RECORD EXCERPTS
▼▼▼

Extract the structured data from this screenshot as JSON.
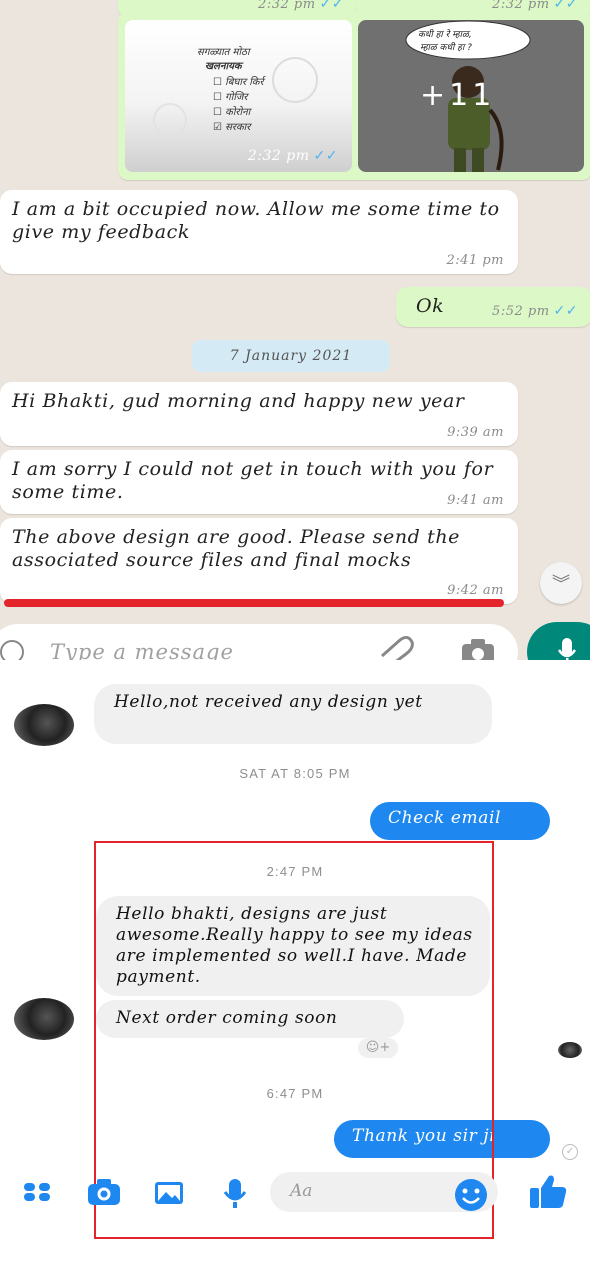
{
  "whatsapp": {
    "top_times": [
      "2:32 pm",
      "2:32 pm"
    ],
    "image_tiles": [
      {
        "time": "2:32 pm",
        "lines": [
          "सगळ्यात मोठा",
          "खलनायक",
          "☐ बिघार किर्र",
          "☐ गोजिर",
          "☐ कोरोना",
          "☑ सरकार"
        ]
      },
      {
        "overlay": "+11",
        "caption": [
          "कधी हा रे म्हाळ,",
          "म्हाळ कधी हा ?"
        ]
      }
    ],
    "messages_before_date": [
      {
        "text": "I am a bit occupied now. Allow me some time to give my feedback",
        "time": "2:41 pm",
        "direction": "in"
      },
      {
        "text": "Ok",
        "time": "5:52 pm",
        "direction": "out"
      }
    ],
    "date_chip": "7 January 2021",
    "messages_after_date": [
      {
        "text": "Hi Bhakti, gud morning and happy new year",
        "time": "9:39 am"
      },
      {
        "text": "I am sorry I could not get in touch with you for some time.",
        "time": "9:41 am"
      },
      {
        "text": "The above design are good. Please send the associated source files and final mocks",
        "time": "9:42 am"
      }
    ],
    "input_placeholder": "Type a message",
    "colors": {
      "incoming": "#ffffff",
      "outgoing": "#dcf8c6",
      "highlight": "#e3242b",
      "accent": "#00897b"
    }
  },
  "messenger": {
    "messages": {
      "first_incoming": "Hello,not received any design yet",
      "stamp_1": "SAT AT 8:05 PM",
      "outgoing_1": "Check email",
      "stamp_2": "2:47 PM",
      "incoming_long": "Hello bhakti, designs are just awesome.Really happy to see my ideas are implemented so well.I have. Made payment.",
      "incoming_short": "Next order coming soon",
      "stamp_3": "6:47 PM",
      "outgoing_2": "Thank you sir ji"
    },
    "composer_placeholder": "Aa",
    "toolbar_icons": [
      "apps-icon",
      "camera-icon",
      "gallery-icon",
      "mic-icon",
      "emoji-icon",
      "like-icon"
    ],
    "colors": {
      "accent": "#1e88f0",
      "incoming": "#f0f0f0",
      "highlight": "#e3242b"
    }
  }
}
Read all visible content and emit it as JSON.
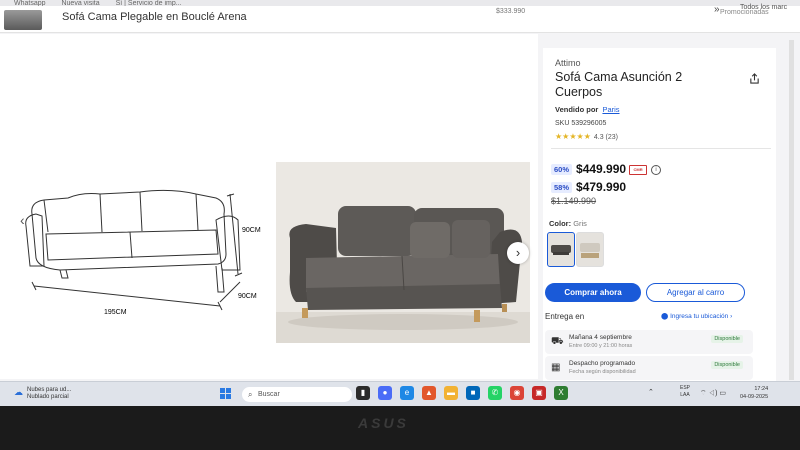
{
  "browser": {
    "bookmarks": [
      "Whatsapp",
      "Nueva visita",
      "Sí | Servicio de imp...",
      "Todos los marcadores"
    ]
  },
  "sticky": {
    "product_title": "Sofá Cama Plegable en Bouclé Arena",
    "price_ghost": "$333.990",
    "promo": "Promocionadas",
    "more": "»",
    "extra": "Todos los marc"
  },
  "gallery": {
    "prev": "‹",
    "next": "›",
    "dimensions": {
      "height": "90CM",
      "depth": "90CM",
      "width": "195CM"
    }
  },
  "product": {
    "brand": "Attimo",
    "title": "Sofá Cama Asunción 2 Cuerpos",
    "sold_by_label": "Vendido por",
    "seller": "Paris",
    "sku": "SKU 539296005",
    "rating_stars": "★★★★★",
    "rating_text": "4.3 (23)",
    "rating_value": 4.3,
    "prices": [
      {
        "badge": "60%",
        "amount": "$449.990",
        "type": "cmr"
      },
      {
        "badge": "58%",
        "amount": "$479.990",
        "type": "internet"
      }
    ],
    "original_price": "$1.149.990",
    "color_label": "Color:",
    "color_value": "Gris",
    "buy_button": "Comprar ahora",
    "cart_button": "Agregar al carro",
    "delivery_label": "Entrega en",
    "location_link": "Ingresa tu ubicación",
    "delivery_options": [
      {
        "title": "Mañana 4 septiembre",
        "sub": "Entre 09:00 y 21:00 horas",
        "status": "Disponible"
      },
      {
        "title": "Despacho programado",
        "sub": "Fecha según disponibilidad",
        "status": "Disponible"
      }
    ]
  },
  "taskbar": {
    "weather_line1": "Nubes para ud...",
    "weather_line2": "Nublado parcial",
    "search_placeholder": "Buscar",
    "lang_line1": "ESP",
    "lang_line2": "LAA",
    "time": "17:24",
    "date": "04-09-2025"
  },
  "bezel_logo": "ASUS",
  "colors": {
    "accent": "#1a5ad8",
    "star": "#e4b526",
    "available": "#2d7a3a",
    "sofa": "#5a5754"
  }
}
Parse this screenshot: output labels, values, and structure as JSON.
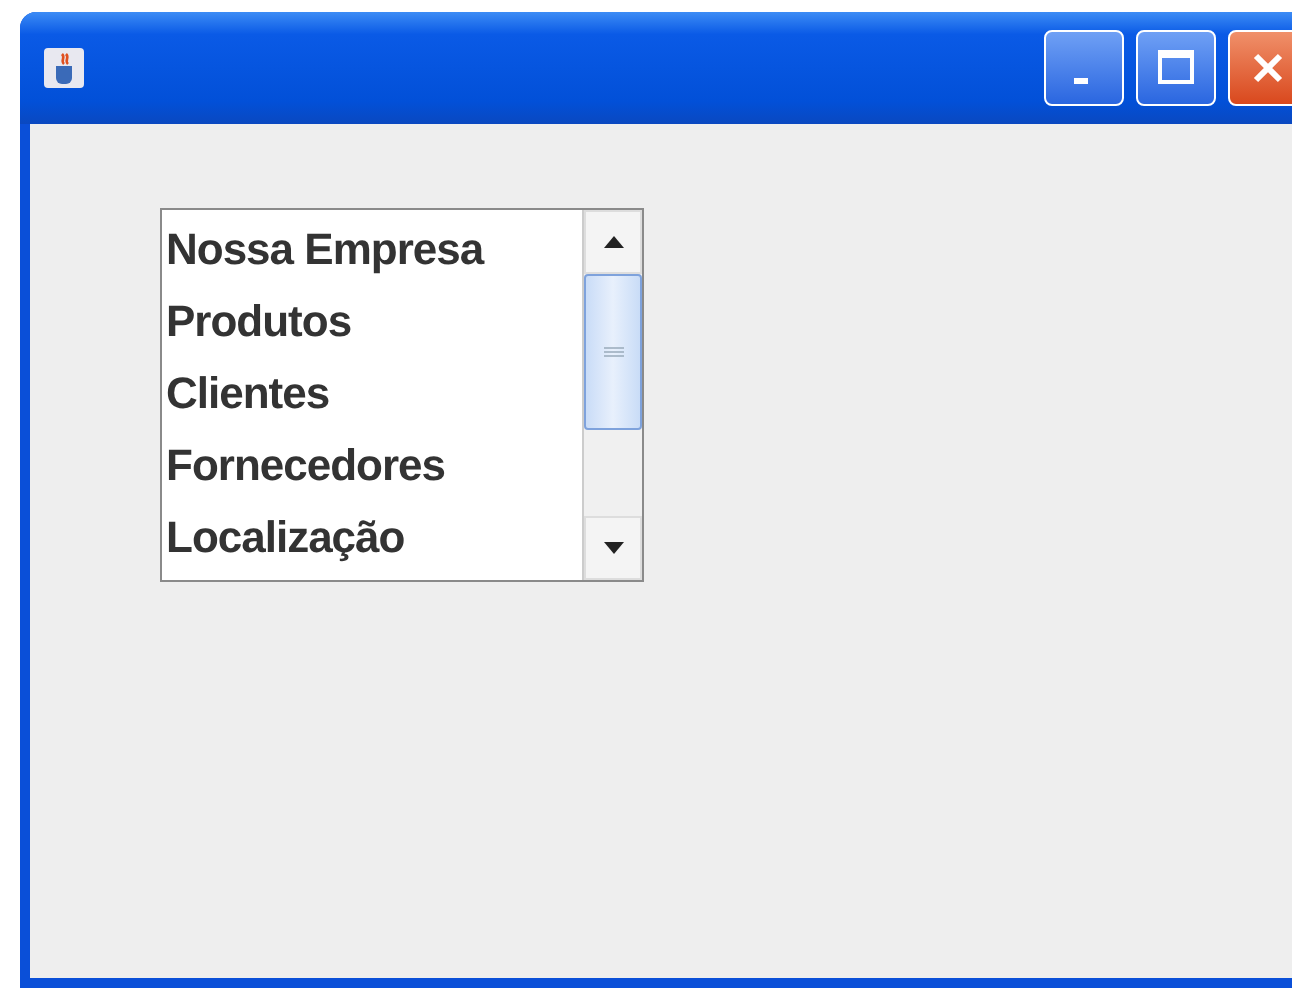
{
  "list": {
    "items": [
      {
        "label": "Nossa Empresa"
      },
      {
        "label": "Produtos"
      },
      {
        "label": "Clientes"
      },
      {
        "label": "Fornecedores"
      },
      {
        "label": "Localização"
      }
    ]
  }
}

▲▲▲

TASK DESCRIPTION
Repeat the listing in full and exactly. Leave any pictures out.

WRITTEN ANSWER
Extract the structured data from this screenshot as JSON.
{
  "whatsapp": {
    "top_times": [
      "2:32 pm",
      "2:32 pm"
    ],
    "image_tiles": [
      {
        "time": "2:32 pm",
        "lines": [
          "सगळ्यात मोठा",
          "खलनायक",
          "☐ बिघार किर्र",
          "☐ गोजिर",
          "☐ कोरोना",
          "☑ सरकार"
        ]
      },
      {
        "overlay": "+11",
        "caption": [
          "कधी हा रे म्हाळ,",
          "म्हाळ कधी हा ?"
        ]
      }
    ],
    "messages_before_date": [
      {
        "text": "I am a bit occupied now. Allow me some time to give my feedback",
        "time": "2:41 pm",
        "direction": "in"
      },
      {
        "text": "Ok",
        "time": "5:52 pm",
        "direction": "out"
      }
    ],
    "date_chip": "7 January 2021",
    "messages_after_date": [
      {
        "text": "Hi Bhakti, gud morning and happy new year",
        "time": "9:39 am"
      },
      {
        "text": "I am sorry I could not get in touch with you for some time.",
        "time": "9:41 am"
      },
      {
        "text": "The above design are good. Please send the associated source files and final mocks",
        "time": "9:42 am"
      }
    ],
    "input_placeholder": "Type a message",
    "colors": {
      "incoming": "#ffffff",
      "outgoing": "#dcf8c6",
      "highlight": "#e3242b",
      "accent": "#00897b"
    }
  },
  "messenger": {
    "messages": {
      "first_incoming": "Hello,not received any design yet",
      "stamp_1": "SAT AT 8:05 PM",
      "outgoing_1": "Check email",
      "stamp_2": "2:47 PM",
      "incoming_long": "Hello bhakti, designs are just awesome.Really happy to see my ideas are implemented so well.I have. Made payment.",
      "incoming_short": "Next order coming soon",
      "stamp_3": "6:47 PM",
      "outgoing_2": "Thank you sir ji"
    },
    "composer_placeholder": "Aa",
    "toolbar_icons": [
      "apps-icon",
      "camera-icon",
      "gallery-icon",
      "mic-icon",
      "emoji-icon",
      "like-icon"
    ],
    "colors": {
      "accent": "#1e88f0",
      "incoming": "#f0f0f0",
      "highlight": "#e3242b"
    }
  }
}
Read all visible content and emit it as JSON.
{
  "browser": {
    "bookmarks": [
      "Whatsapp",
      "Nueva visita",
      "Sí | Servicio de imp...",
      "Todos los marcadores"
    ]
  },
  "sticky": {
    "product_title": "Sofá Cama Plegable en Bouclé Arena",
    "price_ghost": "$333.990",
    "promo": "Promocionadas",
    "more": "»",
    "extra": "Todos los marc"
  },
  "gallery": {
    "prev": "‹",
    "next": "›",
    "dimensions": {
      "height": "90CM",
      "depth": "90CM",
      "width": "195CM"
    }
  },
  "product": {
    "brand": "Attimo",
    "title": "Sofá Cama Asunción 2 Cuerpos",
    "sold_by_label": "Vendido por",
    "seller": "Paris",
    "sku": "SKU 539296005",
    "rating_stars": "★★★★★",
    "rating_text": "4.3 (23)",
    "rating_value": 4.3,
    "prices": [
      {
        "badge": "60%",
        "amount": "$449.990",
        "type": "cmr"
      },
      {
        "badge": "58%",
        "amount": "$479.990",
        "type": "internet"
      }
    ],
    "original_price": "$1.149.990",
    "color_label": "Color:",
    "color_value": "Gris",
    "buy_button": "Comprar ahora",
    "cart_button": "Agregar al carro",
    "delivery_label": "Entrega en",
    "location_link": "Ingresa tu ubicación",
    "delivery_options": [
      {
        "title": "Mañana 4 septiembre",
        "sub": "Entre 09:00 y 21:00 horas",
        "status": "Disponible"
      },
      {
        "title": "Despacho programado",
        "sub": "Fecha según disponibilidad",
        "status": "Disponible"
      }
    ]
  },
  "taskbar": {
    "weather_line1": "Nubes para ud...",
    "weather_line2": "Nublado parcial",
    "search_placeholder": "Buscar",
    "lang_line1": "ESP",
    "lang_line2": "LAA",
    "time": "17:24",
    "date": "04-09-2025"
  },
  "bezel_logo": "ASUS",
  "colors": {
    "accent": "#1a5ad8",
    "star": "#e4b526",
    "available": "#2d7a3a",
    "sofa": "#5a5754"
  }
}
Parse this screenshot: output labels, values, and structure as JSON.
{
  "list": {
    "items": [
      {
        "label": "Nossa Empresa"
      },
      {
        "label": "Produtos"
      },
      {
        "label": "Clientes"
      },
      {
        "label": "Fornecedores"
      },
      {
        "label": "Localização"
      }
    ]
  }
}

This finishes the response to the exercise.